▶ **WHAT THE TASK REQUIRES**
Select from the records below every line that has the word "upper" in it.

# THE INPUT start

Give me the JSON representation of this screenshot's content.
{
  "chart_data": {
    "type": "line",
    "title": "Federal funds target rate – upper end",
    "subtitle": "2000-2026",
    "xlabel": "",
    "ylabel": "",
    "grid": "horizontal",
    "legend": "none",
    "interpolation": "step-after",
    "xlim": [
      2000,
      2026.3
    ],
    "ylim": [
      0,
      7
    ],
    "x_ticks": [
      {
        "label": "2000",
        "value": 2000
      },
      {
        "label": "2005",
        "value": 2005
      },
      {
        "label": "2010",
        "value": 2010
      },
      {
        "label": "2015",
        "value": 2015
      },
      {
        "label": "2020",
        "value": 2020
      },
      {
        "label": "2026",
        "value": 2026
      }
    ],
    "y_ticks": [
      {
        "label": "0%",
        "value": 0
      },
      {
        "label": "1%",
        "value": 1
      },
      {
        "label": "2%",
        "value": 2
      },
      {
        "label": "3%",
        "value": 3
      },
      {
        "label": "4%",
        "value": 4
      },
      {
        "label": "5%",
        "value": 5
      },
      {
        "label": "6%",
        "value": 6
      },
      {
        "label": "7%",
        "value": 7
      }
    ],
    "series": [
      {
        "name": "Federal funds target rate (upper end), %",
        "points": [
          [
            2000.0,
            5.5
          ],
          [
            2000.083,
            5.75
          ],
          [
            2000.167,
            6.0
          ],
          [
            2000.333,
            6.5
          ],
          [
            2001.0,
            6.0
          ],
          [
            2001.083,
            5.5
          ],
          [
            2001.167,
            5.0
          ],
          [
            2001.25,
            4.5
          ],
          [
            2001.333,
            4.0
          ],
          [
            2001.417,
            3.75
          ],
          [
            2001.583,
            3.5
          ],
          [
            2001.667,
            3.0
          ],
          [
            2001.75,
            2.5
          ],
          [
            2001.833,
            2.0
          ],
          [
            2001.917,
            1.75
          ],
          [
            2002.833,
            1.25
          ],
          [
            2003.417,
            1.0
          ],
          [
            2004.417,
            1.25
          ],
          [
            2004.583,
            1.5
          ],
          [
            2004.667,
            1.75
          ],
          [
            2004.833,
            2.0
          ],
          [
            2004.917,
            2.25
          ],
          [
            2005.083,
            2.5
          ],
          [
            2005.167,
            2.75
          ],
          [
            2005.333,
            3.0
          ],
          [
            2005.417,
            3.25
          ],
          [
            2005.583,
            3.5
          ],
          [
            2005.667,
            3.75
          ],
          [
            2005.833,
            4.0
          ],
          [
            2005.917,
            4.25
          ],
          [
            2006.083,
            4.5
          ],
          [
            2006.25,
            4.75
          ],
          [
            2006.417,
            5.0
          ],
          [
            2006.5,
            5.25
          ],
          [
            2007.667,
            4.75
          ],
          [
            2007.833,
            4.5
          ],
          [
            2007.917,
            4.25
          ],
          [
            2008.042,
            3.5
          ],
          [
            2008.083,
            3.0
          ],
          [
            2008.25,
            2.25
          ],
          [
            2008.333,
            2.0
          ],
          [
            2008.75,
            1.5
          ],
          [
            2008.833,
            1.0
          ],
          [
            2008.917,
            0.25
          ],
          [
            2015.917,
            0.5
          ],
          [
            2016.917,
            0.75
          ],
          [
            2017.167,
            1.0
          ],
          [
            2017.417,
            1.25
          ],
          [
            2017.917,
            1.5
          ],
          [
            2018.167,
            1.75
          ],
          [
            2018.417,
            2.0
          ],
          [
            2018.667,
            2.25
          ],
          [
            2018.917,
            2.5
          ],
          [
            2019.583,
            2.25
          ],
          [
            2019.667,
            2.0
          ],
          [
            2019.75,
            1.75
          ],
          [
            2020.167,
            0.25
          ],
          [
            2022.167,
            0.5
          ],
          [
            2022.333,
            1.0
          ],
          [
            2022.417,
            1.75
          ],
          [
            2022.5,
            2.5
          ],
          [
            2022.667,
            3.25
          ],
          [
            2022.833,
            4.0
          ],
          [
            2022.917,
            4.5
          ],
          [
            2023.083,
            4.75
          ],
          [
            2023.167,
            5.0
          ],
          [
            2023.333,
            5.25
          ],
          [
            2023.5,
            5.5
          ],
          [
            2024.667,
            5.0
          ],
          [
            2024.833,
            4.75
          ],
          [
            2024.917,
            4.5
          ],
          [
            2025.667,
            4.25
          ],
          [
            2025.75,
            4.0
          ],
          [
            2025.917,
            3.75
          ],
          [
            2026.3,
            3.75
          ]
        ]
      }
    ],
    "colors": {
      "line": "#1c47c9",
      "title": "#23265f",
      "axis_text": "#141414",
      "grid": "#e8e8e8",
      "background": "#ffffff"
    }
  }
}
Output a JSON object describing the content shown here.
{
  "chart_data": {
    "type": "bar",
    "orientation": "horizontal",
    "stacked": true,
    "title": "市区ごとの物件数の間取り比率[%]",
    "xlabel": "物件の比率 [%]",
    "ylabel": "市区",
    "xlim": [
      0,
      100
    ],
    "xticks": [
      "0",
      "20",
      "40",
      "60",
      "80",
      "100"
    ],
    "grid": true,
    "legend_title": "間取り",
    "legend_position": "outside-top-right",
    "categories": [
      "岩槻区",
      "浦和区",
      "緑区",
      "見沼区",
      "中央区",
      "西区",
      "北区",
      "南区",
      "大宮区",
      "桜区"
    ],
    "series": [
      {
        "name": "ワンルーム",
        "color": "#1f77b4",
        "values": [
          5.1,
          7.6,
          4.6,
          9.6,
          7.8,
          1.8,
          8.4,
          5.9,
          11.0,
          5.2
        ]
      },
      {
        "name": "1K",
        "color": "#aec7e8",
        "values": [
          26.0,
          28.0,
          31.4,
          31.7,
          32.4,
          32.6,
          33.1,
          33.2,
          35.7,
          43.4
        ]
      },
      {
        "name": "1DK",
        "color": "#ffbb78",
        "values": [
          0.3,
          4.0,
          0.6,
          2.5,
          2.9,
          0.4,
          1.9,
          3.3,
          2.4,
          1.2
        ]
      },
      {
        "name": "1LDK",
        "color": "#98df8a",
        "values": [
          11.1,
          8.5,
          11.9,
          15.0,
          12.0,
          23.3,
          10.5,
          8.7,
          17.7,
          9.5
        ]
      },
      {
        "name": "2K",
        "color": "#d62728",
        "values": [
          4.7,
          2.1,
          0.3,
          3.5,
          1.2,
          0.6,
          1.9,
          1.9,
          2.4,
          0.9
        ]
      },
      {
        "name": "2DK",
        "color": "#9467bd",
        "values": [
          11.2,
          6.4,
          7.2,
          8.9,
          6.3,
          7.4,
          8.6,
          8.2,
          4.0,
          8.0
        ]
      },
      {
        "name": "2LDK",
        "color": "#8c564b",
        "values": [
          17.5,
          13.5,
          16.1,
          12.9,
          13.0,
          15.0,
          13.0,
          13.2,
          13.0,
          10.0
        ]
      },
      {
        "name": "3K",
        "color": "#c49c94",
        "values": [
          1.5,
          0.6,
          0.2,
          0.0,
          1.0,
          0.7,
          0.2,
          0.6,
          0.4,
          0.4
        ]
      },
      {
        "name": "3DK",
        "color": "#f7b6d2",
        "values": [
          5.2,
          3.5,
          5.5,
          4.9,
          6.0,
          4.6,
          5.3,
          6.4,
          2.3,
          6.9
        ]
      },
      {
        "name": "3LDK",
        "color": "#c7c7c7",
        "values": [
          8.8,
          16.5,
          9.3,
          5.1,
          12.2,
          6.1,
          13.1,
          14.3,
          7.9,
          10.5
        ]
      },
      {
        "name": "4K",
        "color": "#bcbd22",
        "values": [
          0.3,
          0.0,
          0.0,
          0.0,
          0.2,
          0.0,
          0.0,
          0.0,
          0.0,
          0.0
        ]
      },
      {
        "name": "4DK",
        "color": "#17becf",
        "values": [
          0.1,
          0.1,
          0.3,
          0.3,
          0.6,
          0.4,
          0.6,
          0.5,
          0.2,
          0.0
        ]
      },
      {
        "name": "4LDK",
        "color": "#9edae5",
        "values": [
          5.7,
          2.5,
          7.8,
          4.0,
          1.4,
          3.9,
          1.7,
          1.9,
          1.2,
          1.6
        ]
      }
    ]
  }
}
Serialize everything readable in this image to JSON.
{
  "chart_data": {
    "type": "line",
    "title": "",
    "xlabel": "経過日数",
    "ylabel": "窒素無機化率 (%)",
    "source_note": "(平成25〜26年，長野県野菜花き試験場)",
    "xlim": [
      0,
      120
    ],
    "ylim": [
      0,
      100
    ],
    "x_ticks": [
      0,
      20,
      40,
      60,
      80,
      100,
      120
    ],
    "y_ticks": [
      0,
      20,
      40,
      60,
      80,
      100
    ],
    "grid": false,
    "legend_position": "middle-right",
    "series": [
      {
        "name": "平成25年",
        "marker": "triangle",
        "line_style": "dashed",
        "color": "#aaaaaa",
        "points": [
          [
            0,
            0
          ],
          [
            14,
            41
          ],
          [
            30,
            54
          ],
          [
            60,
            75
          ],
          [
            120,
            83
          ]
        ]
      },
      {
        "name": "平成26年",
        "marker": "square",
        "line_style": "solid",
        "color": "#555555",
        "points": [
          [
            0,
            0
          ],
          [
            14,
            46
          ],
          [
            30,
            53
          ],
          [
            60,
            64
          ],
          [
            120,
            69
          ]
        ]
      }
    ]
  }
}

# THE INPUT end

▶ **RESPONSE FOR THIS EXERCISE**
    "title": "Federal funds target rate – upper end",
        "name": "Federal funds target rate (upper end), %",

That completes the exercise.